# The task
Rewrite the stretch from the start of the material through the line containing "forum-row: My Forum 2", putting "phpBB" in place of "MyBB" and leaving everything else as it is.

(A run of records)
-- Start --

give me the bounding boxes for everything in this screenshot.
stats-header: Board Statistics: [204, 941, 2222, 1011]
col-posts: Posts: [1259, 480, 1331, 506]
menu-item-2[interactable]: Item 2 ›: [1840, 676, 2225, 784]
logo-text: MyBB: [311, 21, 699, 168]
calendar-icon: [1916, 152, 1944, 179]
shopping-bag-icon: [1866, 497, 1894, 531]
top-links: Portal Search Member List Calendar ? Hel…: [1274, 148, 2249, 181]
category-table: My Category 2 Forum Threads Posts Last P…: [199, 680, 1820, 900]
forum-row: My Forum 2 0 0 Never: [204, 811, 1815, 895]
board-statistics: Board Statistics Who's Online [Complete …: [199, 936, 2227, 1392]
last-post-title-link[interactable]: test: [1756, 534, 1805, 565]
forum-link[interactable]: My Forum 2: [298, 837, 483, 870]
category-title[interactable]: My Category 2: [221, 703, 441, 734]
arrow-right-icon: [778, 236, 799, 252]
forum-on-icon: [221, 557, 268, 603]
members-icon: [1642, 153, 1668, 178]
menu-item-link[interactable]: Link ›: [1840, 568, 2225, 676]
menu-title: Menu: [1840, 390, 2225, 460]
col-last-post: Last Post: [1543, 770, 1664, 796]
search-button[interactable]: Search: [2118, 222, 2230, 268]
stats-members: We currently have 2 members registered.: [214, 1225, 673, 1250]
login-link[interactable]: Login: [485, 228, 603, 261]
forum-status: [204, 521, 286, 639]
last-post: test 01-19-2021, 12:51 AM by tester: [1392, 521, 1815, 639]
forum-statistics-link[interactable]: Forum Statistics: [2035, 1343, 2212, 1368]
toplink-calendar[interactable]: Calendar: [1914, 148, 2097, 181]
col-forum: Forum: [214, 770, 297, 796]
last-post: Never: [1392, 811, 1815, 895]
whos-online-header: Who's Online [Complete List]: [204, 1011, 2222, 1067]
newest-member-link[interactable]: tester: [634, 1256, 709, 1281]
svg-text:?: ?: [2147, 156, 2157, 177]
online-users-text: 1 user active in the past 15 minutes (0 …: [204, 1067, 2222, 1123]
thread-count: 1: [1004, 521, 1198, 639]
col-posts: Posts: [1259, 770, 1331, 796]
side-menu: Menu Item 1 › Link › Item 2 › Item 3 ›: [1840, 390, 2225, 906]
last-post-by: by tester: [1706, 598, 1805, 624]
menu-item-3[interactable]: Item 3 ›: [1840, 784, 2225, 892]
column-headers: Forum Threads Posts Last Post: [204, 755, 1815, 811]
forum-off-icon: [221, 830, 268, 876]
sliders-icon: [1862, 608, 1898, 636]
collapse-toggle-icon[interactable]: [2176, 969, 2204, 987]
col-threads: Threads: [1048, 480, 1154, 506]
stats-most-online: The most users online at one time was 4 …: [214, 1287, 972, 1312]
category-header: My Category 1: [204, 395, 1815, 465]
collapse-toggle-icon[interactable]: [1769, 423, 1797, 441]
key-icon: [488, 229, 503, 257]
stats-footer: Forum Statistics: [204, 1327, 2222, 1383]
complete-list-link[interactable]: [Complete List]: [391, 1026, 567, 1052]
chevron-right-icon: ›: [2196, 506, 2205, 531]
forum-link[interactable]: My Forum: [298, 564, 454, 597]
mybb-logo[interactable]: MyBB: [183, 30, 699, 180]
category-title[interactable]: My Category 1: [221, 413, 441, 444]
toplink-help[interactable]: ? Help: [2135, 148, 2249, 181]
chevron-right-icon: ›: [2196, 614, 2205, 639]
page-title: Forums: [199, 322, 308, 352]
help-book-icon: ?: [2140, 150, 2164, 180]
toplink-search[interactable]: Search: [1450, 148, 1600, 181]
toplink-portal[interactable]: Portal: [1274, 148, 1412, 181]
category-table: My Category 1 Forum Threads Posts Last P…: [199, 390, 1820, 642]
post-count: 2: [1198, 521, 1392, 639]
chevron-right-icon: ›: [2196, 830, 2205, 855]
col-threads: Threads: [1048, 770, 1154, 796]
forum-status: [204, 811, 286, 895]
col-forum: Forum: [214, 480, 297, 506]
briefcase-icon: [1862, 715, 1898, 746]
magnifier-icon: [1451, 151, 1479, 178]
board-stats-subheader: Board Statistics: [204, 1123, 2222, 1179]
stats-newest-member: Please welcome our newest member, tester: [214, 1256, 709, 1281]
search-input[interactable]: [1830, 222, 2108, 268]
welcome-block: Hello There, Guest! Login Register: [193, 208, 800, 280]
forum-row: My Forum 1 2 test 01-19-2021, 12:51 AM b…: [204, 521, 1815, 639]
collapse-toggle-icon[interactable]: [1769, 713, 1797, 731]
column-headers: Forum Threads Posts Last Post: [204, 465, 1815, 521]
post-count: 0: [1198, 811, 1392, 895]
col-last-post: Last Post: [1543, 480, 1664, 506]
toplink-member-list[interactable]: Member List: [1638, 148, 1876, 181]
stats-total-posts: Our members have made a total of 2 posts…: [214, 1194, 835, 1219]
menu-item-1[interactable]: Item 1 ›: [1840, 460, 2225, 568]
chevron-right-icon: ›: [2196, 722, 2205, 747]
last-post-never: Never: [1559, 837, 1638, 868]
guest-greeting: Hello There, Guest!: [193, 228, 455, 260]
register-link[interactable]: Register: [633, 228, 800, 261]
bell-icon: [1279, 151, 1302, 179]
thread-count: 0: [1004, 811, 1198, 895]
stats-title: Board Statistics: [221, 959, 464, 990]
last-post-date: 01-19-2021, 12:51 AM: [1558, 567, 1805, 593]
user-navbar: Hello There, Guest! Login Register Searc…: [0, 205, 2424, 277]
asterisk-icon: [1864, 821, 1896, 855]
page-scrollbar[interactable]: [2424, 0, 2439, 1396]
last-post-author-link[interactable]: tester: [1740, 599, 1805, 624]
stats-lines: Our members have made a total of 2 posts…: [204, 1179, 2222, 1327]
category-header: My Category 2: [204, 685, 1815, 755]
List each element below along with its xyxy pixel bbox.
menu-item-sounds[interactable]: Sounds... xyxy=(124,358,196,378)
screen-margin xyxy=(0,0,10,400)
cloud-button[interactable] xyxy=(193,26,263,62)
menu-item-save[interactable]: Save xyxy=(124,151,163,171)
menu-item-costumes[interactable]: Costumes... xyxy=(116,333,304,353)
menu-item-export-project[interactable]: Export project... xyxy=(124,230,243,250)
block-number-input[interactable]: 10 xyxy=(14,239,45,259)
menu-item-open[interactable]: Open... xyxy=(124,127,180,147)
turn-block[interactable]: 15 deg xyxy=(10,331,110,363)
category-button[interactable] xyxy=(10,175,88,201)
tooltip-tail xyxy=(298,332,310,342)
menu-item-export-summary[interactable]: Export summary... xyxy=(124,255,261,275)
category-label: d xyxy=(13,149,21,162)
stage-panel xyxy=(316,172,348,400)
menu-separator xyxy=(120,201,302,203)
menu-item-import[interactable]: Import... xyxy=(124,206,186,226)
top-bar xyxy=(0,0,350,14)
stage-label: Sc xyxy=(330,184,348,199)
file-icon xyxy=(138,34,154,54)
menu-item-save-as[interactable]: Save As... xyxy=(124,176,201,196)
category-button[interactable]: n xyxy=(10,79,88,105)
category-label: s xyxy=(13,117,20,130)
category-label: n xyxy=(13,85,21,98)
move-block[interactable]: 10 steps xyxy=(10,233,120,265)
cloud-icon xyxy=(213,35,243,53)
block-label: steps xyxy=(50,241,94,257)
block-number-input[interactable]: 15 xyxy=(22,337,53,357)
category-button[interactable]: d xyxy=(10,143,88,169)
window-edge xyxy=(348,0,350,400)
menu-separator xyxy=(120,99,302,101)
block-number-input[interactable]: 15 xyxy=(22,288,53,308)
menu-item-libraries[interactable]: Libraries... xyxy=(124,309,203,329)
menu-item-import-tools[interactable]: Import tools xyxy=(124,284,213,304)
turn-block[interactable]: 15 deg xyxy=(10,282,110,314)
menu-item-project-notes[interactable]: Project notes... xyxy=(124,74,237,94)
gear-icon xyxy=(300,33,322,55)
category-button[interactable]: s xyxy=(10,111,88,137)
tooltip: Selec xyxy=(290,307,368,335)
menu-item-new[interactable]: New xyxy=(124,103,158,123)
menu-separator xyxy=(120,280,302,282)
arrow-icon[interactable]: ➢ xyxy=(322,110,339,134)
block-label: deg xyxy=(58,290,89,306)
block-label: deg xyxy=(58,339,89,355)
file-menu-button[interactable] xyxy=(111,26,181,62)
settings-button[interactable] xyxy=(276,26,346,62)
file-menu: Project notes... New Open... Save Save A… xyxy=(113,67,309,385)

-- End --

# Full answer
give me the bounding boxes for everything in this screenshot.
stats-header: Board Statistics: [204, 941, 2222, 1011]
col-posts: Posts: [1259, 480, 1331, 506]
menu-item-2[interactable]: Item 2 ›: [1840, 676, 2225, 784]
logo-text: phpBB: [311, 21, 699, 168]
calendar-icon: [1916, 152, 1944, 179]
shopping-bag-icon: [1866, 497, 1894, 531]
top-links: Portal Search Member List Calendar ? Hel…: [1274, 148, 2249, 181]
category-table: My Category 2 Forum Threads Posts Last P…: [199, 680, 1820, 900]
forum-row: My Forum 2 0 0 Never: [204, 811, 1815, 895]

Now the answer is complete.